| Given instruction |
Look through the material below. Copy every line with the string "Verfügungen" in it.
#### Task input
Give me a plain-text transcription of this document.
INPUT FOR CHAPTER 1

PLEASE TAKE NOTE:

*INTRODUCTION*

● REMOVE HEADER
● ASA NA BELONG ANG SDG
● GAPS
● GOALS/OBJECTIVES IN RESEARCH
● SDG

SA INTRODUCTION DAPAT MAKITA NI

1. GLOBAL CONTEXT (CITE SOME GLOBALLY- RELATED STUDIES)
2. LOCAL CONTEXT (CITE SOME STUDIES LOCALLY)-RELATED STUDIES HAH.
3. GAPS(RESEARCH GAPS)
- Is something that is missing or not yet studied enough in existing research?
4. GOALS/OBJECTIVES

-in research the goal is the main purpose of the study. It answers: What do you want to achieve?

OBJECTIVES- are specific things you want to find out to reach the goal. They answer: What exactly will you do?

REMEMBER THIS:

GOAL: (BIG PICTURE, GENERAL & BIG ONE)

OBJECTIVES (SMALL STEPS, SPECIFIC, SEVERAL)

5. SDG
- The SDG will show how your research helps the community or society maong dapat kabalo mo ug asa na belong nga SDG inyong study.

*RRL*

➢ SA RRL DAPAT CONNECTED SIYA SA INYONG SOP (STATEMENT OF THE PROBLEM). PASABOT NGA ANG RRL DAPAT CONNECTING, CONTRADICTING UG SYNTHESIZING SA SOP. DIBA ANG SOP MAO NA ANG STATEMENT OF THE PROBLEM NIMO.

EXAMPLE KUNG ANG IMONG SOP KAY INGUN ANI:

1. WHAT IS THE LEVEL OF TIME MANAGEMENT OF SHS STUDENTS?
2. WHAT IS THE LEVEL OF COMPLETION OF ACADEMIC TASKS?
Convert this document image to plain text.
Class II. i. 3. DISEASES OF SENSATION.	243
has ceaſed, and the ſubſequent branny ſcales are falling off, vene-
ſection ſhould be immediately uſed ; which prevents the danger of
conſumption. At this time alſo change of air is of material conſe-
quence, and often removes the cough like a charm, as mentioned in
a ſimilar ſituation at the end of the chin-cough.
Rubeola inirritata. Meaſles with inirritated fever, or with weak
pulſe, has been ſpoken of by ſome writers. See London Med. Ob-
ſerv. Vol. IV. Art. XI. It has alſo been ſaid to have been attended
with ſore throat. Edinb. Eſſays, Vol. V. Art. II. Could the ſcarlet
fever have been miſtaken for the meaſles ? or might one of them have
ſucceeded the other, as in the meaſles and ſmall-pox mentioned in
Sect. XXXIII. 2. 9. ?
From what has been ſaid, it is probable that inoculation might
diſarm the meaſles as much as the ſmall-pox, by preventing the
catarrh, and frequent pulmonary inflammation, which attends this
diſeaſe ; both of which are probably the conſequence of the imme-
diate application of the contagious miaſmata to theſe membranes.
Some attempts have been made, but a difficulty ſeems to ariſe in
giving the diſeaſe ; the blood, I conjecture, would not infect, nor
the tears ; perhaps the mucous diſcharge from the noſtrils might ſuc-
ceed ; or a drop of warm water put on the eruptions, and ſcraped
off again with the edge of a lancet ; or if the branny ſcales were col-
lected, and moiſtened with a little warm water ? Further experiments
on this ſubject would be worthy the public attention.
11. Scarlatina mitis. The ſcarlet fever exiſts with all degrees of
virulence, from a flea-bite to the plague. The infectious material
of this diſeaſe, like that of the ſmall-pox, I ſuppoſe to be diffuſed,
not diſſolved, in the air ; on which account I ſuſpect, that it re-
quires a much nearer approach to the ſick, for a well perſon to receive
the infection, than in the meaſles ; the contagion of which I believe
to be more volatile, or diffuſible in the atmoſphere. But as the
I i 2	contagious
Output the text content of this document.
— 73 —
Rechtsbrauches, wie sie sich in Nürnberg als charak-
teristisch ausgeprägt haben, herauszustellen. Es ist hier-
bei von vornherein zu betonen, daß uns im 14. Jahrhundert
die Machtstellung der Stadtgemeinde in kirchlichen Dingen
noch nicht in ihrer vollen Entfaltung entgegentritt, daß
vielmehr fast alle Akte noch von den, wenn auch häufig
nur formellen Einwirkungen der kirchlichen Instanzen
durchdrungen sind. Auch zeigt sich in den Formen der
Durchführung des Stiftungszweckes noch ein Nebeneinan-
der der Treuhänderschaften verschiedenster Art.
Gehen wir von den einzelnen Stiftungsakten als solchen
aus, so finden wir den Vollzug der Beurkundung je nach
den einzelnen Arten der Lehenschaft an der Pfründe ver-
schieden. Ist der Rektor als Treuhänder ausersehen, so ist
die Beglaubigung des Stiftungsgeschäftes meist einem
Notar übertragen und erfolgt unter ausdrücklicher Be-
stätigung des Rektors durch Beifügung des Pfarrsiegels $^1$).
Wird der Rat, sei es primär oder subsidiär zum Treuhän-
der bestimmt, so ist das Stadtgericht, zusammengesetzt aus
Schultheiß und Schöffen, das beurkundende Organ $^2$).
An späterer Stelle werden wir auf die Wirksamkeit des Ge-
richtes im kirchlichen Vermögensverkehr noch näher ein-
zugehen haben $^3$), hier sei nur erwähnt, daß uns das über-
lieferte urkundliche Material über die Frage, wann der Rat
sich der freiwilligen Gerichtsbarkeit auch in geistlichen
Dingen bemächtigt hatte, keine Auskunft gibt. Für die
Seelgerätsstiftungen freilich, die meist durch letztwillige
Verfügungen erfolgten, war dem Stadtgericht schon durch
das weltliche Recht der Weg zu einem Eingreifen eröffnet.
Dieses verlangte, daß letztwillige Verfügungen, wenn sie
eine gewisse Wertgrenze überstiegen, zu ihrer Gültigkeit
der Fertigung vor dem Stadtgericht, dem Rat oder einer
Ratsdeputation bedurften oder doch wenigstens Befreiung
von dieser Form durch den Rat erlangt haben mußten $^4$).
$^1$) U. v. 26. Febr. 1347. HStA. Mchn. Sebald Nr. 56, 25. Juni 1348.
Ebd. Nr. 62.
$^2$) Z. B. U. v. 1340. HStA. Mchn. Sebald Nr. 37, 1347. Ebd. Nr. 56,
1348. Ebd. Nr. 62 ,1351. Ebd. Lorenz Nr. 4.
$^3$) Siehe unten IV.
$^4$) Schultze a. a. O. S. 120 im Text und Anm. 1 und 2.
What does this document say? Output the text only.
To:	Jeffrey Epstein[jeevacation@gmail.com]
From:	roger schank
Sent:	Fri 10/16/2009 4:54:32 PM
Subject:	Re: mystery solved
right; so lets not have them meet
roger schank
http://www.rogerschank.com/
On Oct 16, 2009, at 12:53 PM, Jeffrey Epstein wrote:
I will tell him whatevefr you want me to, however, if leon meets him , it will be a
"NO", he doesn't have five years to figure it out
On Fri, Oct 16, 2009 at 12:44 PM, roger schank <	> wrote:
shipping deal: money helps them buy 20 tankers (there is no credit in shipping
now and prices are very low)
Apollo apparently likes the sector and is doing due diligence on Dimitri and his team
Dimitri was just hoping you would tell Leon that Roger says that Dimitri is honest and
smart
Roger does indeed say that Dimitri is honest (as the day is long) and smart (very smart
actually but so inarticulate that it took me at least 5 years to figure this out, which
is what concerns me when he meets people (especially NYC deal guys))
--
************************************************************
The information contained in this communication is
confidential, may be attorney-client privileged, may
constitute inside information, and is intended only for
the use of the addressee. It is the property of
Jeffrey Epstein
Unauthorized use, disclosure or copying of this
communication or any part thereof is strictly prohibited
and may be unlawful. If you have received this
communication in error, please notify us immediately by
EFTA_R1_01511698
########
| Exercise solution |
Verfügungen erfolgten, war dem Stadtgericht schon durch
Dieses verlangte, daß letztwillige Verfügungen, wenn sie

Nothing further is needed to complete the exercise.